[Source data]
________________
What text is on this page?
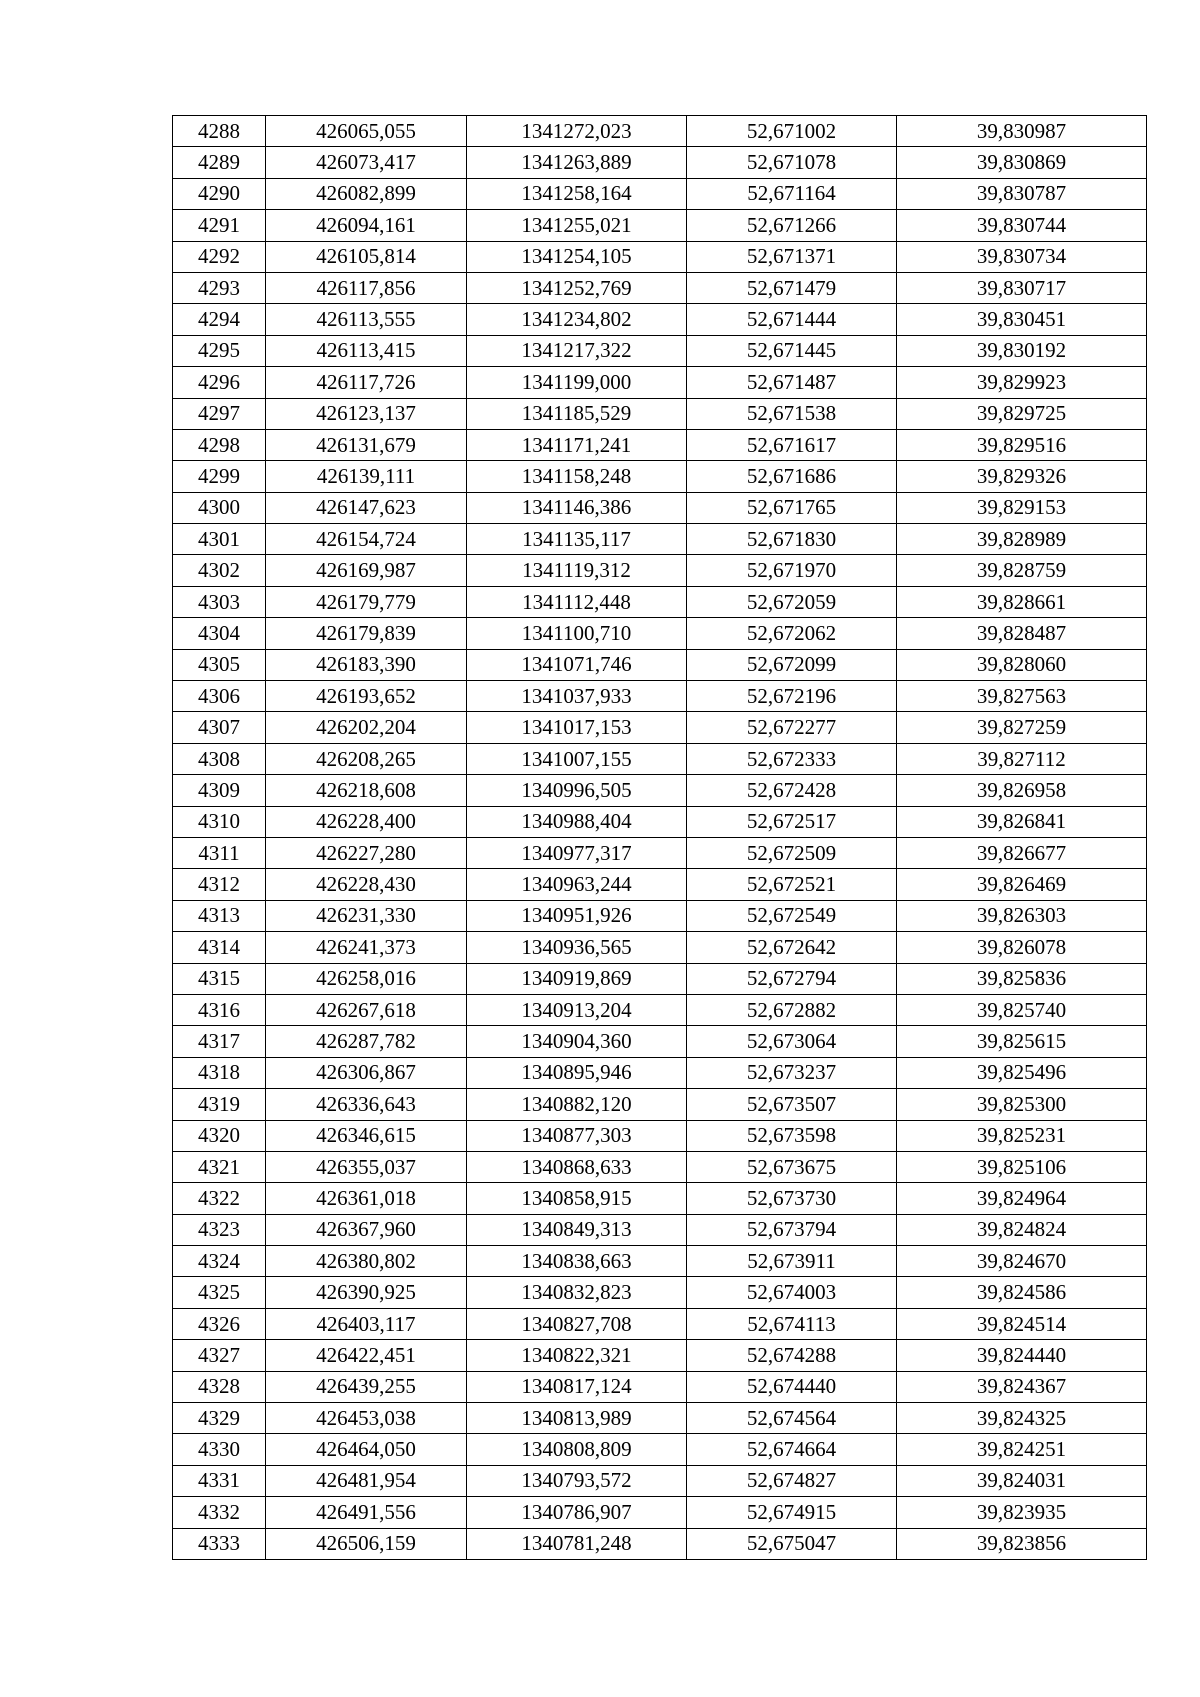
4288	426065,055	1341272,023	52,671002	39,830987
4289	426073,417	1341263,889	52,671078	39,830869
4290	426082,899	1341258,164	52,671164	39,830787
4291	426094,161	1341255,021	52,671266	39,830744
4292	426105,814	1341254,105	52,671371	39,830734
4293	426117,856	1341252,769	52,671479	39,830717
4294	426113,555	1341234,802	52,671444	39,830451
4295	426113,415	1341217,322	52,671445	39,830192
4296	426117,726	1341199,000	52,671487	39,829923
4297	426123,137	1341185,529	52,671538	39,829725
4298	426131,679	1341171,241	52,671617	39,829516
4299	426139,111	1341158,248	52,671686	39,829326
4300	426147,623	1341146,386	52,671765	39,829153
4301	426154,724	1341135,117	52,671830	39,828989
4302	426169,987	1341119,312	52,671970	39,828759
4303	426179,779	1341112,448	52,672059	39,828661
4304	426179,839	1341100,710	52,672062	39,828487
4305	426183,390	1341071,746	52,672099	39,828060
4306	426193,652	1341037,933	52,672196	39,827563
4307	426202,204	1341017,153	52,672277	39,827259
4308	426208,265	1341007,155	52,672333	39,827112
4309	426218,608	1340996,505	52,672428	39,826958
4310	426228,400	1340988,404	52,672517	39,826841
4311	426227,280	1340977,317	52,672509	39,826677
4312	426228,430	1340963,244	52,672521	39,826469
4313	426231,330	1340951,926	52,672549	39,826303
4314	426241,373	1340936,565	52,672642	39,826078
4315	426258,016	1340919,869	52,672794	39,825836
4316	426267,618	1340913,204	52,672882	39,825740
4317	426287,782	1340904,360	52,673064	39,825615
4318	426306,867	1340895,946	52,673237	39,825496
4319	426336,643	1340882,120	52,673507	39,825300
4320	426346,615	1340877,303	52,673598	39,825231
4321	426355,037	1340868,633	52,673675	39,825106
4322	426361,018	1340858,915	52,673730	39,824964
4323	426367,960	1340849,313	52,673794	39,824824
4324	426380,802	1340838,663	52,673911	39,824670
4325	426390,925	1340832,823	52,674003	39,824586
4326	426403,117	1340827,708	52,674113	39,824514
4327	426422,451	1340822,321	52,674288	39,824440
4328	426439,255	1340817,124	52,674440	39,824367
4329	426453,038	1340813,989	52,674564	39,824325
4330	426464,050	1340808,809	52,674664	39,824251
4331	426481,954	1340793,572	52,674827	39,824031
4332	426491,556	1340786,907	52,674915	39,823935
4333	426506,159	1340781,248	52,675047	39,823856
________________
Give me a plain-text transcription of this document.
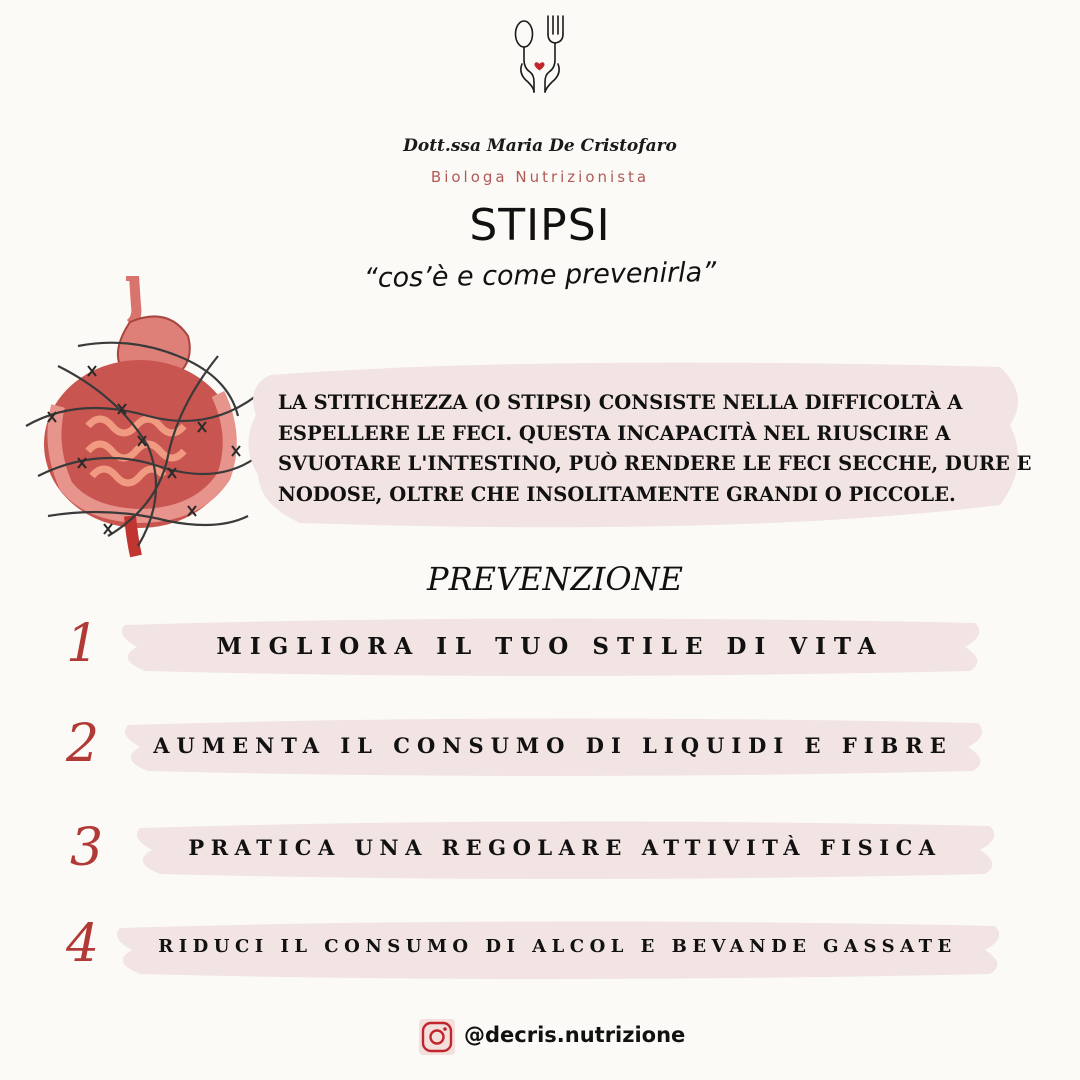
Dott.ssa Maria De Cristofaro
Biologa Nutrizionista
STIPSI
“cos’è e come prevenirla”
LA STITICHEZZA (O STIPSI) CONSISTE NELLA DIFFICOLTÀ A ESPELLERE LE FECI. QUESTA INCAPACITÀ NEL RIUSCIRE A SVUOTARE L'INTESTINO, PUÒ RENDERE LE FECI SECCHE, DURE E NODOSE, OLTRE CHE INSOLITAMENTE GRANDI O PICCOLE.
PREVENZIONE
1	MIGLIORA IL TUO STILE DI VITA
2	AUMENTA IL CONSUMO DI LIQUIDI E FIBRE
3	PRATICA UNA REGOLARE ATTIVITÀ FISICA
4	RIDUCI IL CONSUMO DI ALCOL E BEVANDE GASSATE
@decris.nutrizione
________________
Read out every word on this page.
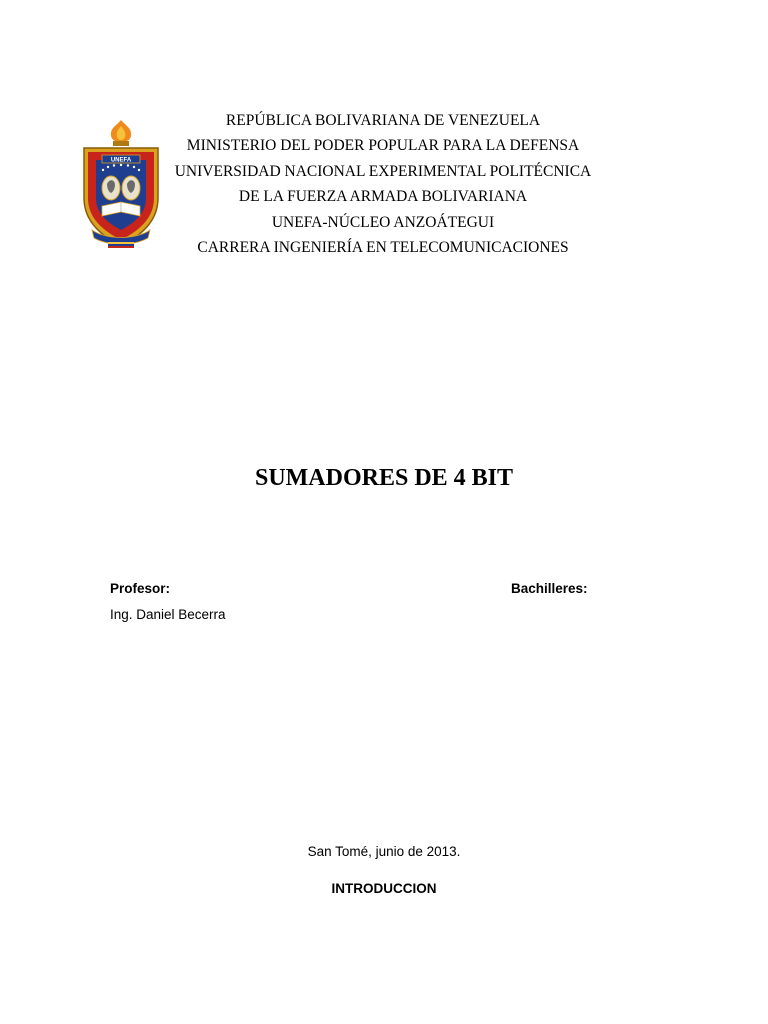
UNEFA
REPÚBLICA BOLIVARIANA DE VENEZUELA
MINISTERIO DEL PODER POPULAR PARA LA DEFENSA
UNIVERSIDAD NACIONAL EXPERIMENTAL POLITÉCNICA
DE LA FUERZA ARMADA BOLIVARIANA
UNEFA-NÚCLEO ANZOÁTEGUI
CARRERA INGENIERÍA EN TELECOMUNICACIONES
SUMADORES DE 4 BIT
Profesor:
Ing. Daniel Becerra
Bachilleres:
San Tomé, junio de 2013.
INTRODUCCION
________________
AIM: Gather all the lines that include the word "page" and copy them out.

ANSWER TO THIS EXERCISE:
What text is on this page?
Read out every word on this page.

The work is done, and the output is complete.